## What you should do
Look through the data below and return each line where "name" appears.

[Collected data entries]
┌──
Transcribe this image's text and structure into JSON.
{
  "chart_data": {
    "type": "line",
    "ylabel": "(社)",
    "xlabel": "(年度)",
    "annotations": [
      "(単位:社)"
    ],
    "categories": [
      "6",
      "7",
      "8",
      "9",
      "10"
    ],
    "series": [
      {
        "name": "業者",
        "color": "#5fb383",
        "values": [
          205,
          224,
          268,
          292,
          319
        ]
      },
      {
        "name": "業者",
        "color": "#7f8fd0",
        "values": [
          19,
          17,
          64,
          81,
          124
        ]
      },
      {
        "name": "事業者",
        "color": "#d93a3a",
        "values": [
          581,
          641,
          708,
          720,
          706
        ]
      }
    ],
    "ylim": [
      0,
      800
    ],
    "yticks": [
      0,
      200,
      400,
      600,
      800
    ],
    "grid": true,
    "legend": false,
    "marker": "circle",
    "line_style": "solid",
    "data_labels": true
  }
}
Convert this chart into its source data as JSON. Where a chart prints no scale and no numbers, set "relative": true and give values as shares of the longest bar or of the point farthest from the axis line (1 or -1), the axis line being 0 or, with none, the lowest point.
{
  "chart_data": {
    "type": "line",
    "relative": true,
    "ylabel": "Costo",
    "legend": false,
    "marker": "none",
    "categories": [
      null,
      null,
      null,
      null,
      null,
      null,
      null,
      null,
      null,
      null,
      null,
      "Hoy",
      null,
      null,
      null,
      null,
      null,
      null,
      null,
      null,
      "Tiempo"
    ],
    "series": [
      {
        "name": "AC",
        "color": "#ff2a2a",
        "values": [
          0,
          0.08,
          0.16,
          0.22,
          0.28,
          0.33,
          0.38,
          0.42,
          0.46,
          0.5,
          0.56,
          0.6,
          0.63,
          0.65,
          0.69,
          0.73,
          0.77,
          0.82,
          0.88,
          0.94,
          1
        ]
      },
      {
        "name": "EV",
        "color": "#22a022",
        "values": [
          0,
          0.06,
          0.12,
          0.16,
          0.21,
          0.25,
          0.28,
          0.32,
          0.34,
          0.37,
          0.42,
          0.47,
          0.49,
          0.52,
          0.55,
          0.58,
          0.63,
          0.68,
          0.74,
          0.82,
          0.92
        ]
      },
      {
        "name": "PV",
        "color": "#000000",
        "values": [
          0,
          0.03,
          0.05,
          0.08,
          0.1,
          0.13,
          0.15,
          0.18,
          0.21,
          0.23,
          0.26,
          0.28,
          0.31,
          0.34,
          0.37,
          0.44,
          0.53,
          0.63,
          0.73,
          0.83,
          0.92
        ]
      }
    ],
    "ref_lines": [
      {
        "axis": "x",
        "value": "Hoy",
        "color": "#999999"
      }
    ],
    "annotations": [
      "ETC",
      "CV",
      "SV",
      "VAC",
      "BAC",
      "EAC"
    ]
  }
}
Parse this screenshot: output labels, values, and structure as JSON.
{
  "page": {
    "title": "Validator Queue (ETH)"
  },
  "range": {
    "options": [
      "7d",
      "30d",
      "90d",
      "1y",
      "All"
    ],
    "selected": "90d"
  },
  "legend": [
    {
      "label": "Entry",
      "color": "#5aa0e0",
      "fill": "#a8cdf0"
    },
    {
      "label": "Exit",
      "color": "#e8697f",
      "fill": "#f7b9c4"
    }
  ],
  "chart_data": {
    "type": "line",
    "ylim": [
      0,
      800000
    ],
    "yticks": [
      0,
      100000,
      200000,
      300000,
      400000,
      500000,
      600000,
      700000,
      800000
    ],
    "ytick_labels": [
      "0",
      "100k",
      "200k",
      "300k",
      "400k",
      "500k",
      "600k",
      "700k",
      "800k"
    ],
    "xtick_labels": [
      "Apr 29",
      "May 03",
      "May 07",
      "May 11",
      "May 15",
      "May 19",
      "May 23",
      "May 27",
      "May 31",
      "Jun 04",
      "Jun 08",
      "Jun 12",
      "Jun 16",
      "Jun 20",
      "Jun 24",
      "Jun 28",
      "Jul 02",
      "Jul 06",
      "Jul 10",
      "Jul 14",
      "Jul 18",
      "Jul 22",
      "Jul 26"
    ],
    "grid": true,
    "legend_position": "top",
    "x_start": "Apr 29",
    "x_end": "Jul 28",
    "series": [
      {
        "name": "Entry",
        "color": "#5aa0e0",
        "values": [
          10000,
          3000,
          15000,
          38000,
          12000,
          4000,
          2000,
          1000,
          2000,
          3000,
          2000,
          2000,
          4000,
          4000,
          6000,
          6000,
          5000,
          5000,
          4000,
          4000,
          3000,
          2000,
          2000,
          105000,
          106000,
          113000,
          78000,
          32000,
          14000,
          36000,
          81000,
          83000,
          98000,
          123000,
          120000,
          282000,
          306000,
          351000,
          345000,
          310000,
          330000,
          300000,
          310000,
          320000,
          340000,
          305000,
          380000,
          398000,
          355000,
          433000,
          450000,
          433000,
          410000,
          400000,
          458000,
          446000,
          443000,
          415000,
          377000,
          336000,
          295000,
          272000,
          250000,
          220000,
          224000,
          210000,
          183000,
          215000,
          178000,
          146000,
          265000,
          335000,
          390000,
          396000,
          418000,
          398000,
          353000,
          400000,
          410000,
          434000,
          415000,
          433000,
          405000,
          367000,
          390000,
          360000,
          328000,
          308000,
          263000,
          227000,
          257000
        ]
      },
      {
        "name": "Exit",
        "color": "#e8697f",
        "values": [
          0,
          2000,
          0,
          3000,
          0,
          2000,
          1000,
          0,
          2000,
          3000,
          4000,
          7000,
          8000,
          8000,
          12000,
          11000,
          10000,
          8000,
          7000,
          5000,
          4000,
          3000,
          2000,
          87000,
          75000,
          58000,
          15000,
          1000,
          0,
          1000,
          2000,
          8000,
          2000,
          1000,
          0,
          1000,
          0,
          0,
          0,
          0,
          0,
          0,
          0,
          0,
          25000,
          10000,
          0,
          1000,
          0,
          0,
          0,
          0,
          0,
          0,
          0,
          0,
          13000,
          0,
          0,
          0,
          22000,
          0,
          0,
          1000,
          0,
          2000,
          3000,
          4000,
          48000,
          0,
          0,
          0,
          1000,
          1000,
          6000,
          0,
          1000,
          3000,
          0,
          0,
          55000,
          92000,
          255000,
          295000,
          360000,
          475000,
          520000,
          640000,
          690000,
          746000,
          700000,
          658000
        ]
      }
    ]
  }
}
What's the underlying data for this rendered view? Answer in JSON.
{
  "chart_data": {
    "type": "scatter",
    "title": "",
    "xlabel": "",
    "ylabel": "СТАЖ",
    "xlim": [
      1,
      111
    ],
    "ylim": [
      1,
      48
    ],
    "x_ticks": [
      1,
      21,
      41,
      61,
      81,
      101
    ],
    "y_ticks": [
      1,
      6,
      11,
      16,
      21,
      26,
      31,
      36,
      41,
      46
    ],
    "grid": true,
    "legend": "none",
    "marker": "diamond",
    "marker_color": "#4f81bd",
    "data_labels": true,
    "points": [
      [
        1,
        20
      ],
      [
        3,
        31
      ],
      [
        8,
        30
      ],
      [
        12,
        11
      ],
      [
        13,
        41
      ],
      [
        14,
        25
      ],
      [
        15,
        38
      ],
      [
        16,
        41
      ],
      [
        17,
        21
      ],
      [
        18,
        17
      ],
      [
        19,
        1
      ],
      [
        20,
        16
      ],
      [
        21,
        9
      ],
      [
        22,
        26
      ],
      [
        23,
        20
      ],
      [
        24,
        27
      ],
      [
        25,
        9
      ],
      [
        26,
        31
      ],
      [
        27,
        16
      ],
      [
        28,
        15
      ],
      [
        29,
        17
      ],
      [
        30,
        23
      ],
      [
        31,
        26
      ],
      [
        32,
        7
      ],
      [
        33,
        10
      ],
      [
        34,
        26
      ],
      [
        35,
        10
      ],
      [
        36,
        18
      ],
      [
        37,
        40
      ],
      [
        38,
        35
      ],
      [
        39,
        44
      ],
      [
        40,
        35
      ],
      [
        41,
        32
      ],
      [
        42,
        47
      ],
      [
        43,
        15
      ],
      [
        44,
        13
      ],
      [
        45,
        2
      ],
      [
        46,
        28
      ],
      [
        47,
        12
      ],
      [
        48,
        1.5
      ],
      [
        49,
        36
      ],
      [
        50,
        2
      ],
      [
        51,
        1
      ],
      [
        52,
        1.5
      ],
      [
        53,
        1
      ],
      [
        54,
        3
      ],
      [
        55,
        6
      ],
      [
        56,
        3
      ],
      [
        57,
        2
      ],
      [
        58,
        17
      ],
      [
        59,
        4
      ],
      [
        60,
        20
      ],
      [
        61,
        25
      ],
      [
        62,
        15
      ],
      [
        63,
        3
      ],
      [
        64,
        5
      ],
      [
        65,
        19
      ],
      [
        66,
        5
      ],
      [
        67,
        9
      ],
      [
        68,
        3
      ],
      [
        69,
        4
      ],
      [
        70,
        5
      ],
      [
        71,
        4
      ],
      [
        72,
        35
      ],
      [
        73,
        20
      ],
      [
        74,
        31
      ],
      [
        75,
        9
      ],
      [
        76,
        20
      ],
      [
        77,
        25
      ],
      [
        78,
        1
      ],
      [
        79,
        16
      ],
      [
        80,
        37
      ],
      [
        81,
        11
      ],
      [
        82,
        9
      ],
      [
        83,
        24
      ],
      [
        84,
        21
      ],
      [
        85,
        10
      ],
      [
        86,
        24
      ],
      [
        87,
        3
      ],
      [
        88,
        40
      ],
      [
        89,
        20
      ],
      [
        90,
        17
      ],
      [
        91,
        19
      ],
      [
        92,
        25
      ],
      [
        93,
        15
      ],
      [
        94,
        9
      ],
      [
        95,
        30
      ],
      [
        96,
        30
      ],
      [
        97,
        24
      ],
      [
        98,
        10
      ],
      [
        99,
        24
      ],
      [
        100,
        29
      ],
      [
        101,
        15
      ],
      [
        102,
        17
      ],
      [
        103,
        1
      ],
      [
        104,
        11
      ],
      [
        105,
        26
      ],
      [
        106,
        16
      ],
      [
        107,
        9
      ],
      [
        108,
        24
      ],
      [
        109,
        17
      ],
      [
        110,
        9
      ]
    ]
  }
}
└──
## Answer to the task
        "name": "業者",
        "name": "業者",
        "name": "事業者",
        "name": "AC",
        "name": "EV",
        "name": "PV",
        "name": "Entry",
        "name": "Exit",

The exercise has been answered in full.